### [WHAT NEEDS TO BE DONE]
Count the lines below that include the word "Weight" and write that number alone.

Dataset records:
▬▬▬▬▬▬▬▬▬▬

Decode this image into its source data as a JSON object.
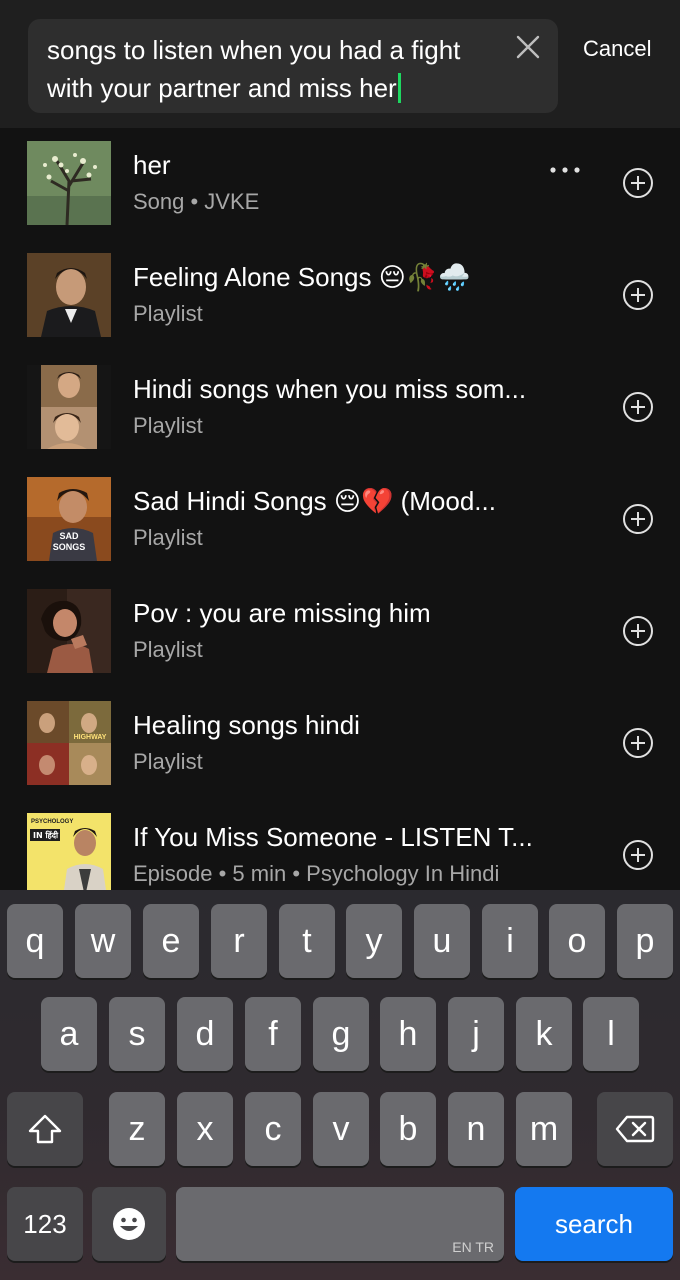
{
  "search": {
    "query": "songs to listen when you had a fight with your partner and miss her",
    "cancel_label": "Cancel"
  },
  "results": [
    {
      "title": "her",
      "subtitle": "Song • JVKE",
      "has_more": true
    },
    {
      "title": "Feeling Alone Songs 😔🥀🌧️",
      "subtitle": "Playlist"
    },
    {
      "title": "Hindi songs when you miss som...",
      "subtitle": "Playlist"
    },
    {
      "title": "Sad Hindi Songs 😔💔 (Mood...",
      "subtitle": "Playlist",
      "thumb_text": "SAD SONGS"
    },
    {
      "title": "Pov : you are missing him",
      "subtitle": "Playlist"
    },
    {
      "title": "Healing songs hindi",
      "subtitle": "Playlist",
      "thumb_text": "HIGHWAY"
    },
    {
      "title": "If You Miss Someone - LISTEN T...",
      "subtitle": "Episode • 5 min • Psychology In Hindi",
      "thumb_text": "PSYCHOLOGY IN हिंदी"
    }
  ],
  "keyboard": {
    "row1": [
      "q",
      "w",
      "e",
      "r",
      "t",
      "y",
      "u",
      "i",
      "o",
      "p"
    ],
    "row2": [
      "a",
      "s",
      "d",
      "f",
      "g",
      "h",
      "j",
      "k",
      "l"
    ],
    "row3": [
      "z",
      "x",
      "c",
      "v",
      "b",
      "n",
      "m"
    ],
    "numbers_label": "123",
    "search_label": "search",
    "language_label": "EN TR"
  },
  "colors": {
    "accent": "#1ed760",
    "background": "#121212",
    "search_key": "#1479f0"
  },
  "icons": [
    "close-icon",
    "more-icon",
    "add-icon",
    "shift-icon",
    "backspace-icon",
    "emoji-icon"
  ]
}
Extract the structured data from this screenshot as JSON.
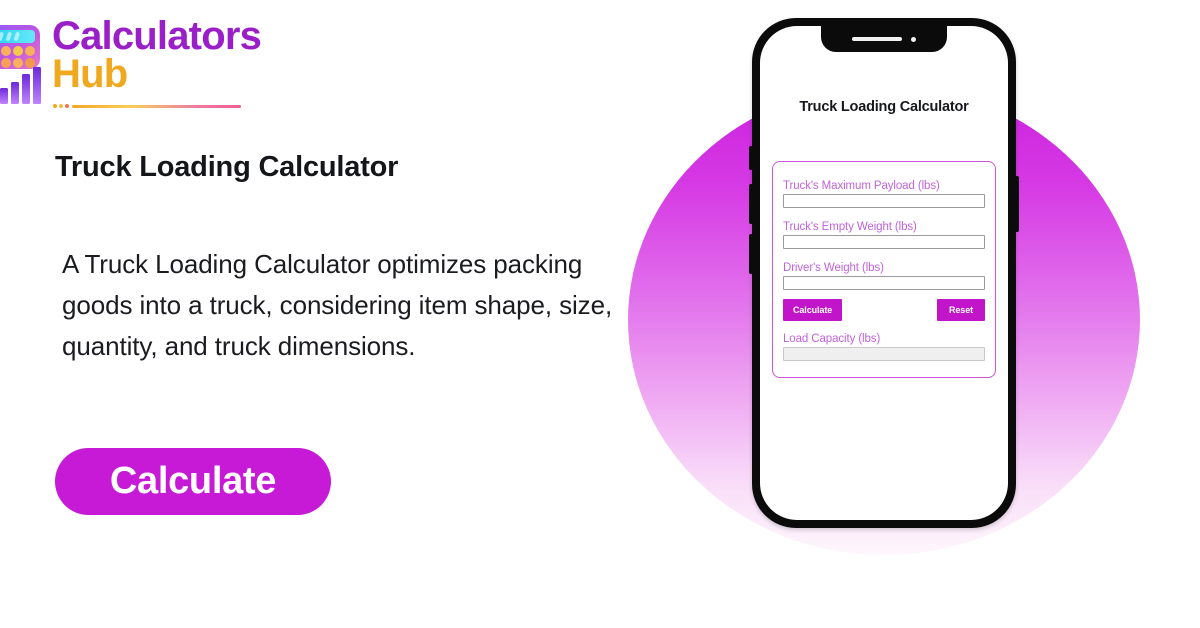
{
  "brand": {
    "name_line1": "Calculators",
    "name_line2": "Hub",
    "logo_icon": "calculator-bar-chart-icon",
    "colors": {
      "line1": "#9A1FC8",
      "line2": "#F0A81E",
      "accent": "#C61AD6"
    }
  },
  "left": {
    "headline": "Truck Loading Calculator",
    "body": "A Truck Loading Calculator optimizes packing goods into a truck, considering item shape, size, quantity, and truck dimensions.",
    "cta_label": "Calculate"
  },
  "phone": {
    "notch_speaker_icon": "speaker-grill-icon",
    "notch_camera_icon": "front-camera-icon",
    "side_buttons": [
      "silence-switch",
      "volume-up",
      "volume-down",
      "power"
    ],
    "app": {
      "title": "Truck Loading Calculator",
      "fields": [
        {
          "label": "Truck's Maximum Payload (lbs)",
          "value": "",
          "placeholder": "",
          "readonly": false
        },
        {
          "label": "Truck's Empty Weight (lbs)",
          "value": "",
          "placeholder": "",
          "readonly": false
        },
        {
          "label": "Driver's Weight (lbs)",
          "value": "",
          "placeholder": "",
          "readonly": false
        }
      ],
      "calculate_label": "Calculate",
      "reset_label": "Reset",
      "result": {
        "label": "Load Capacity (lbs)",
        "value": "",
        "placeholder": "",
        "readonly": true
      },
      "colors": {
        "label": "#C063DB",
        "button": "#C215C9",
        "card_border": "#CE56D6"
      }
    }
  },
  "background": {
    "circle_gradient_top": "#CB1FDE",
    "circle_gradient_bottom": "#FEF7FD"
  }
}
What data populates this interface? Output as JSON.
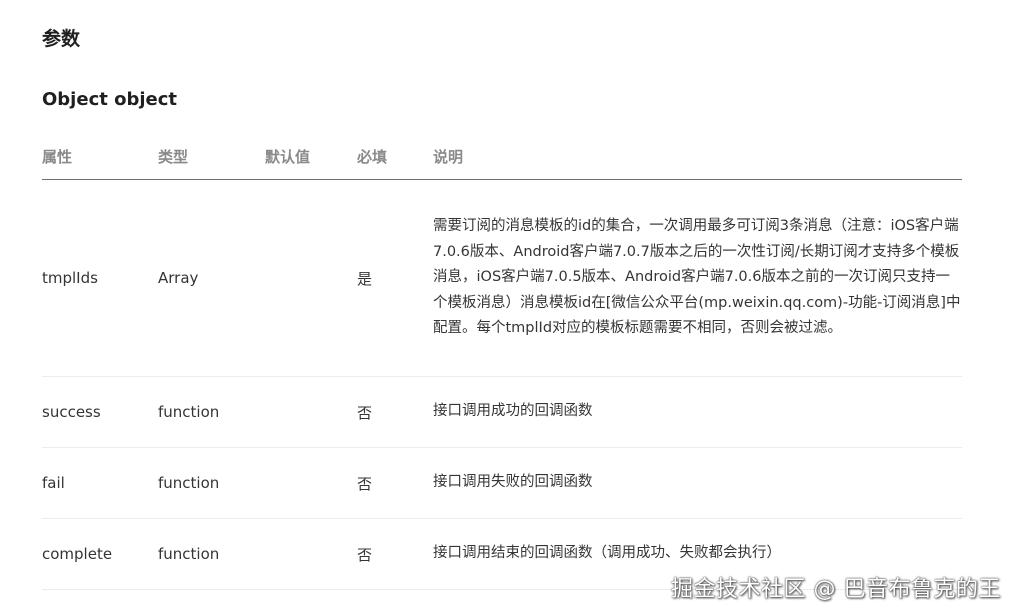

▬▬▬▬▬▬▬▬▬▬

### [RESULT OF THE EXERCISE]
2